# Data records start
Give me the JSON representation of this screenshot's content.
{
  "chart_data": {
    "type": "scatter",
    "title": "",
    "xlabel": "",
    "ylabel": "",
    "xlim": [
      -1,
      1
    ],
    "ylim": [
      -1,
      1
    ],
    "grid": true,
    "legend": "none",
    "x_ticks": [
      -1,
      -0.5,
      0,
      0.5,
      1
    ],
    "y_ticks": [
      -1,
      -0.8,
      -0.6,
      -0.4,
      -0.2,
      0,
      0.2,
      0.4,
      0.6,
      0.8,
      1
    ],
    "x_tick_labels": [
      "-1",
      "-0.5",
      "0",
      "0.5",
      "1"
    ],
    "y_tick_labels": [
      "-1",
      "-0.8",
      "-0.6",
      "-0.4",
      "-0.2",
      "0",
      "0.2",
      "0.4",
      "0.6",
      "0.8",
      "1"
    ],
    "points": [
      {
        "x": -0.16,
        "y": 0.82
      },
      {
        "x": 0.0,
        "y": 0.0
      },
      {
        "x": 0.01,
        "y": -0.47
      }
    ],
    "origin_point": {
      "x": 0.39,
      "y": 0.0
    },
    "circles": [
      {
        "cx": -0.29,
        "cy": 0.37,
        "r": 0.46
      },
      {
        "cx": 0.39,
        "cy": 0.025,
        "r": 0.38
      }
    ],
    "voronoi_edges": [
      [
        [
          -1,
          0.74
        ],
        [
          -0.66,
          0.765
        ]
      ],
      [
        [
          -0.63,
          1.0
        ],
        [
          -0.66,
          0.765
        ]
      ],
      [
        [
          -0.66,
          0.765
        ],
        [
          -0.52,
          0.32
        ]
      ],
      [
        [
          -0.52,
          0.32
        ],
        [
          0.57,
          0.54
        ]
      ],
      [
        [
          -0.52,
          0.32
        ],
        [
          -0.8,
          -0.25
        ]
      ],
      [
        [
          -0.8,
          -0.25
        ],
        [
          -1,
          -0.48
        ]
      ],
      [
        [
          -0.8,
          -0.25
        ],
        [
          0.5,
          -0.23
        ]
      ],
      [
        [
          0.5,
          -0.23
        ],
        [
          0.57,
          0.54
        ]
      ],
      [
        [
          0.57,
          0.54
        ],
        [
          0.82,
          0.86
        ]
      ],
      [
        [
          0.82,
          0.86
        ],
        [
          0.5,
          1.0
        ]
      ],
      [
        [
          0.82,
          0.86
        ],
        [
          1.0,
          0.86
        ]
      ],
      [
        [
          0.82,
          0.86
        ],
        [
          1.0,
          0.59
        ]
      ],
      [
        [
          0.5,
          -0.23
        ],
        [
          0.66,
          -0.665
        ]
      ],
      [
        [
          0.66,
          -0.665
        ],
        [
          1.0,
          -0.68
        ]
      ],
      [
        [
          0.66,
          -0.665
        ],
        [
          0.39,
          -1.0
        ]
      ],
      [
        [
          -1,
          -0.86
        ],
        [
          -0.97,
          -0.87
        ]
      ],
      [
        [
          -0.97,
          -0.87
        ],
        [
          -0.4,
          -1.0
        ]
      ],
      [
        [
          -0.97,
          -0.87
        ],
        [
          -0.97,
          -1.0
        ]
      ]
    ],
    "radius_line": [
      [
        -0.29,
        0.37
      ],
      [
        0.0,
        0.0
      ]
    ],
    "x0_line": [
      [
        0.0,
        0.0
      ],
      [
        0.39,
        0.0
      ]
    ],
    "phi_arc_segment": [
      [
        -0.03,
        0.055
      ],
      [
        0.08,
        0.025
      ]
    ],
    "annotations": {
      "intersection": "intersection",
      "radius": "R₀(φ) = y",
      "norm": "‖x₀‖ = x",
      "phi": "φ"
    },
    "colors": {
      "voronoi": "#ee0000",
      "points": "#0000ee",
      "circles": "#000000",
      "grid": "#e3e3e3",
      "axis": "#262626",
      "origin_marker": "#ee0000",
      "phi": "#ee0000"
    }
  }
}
# Data records end
# Data records start
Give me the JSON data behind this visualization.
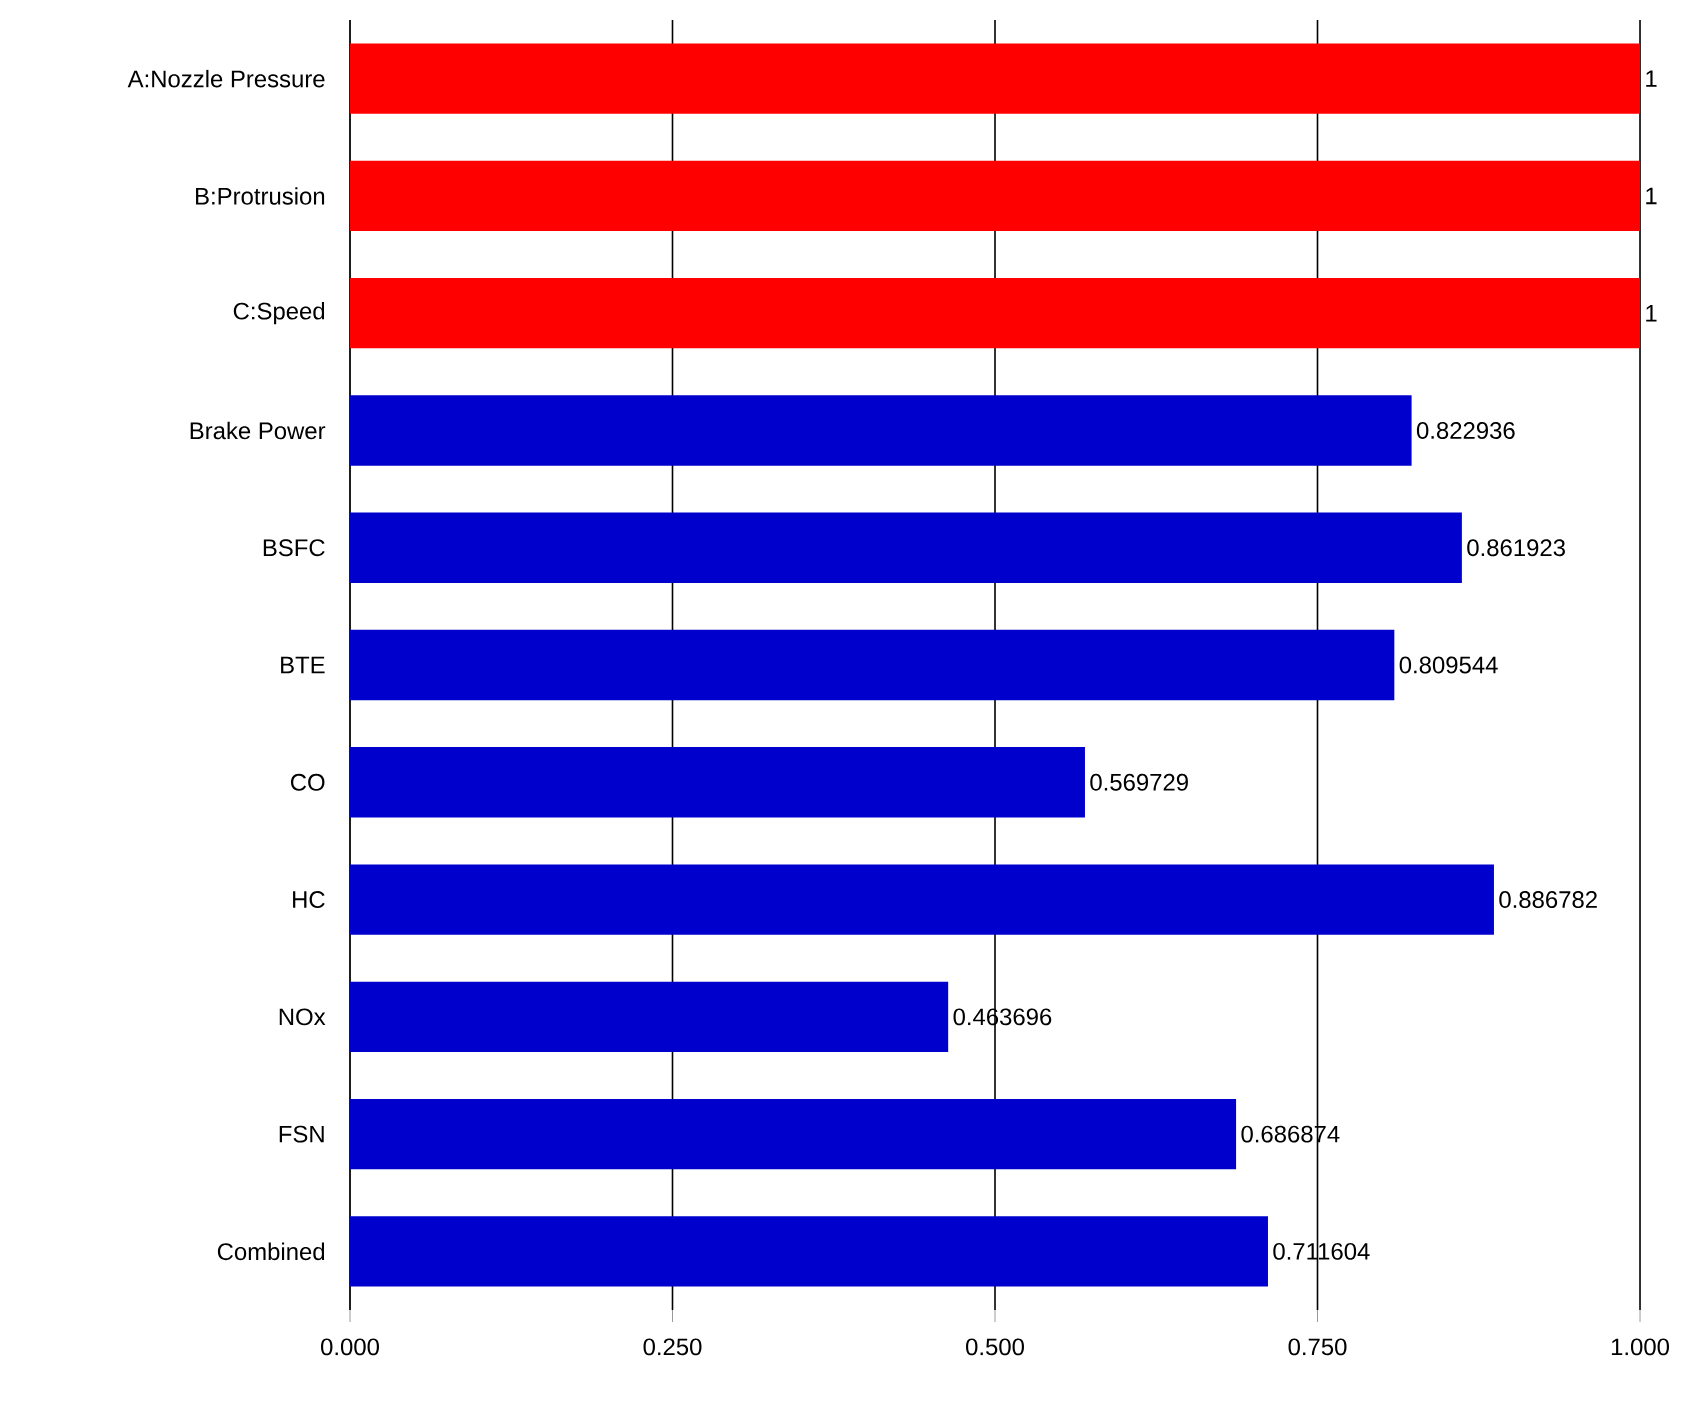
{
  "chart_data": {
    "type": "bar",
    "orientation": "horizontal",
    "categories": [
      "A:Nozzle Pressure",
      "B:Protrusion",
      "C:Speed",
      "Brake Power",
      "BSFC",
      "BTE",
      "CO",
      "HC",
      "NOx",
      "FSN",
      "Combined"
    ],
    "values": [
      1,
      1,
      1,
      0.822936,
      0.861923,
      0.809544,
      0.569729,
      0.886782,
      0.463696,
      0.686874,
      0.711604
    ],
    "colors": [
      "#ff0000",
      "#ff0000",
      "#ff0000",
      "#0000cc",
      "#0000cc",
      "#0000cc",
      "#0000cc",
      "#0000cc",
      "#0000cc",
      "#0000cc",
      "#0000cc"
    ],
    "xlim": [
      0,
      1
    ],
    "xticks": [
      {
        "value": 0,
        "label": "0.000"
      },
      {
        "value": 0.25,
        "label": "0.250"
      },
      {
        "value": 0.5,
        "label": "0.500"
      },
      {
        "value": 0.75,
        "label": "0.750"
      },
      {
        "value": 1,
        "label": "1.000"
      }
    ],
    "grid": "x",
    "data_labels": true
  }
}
# Data records end
Objective — Using the data above, copy each line that contains "this".

Full response —
Give me the JSON representation of this screenshot's content.
Give me the JSON data behind this visualization.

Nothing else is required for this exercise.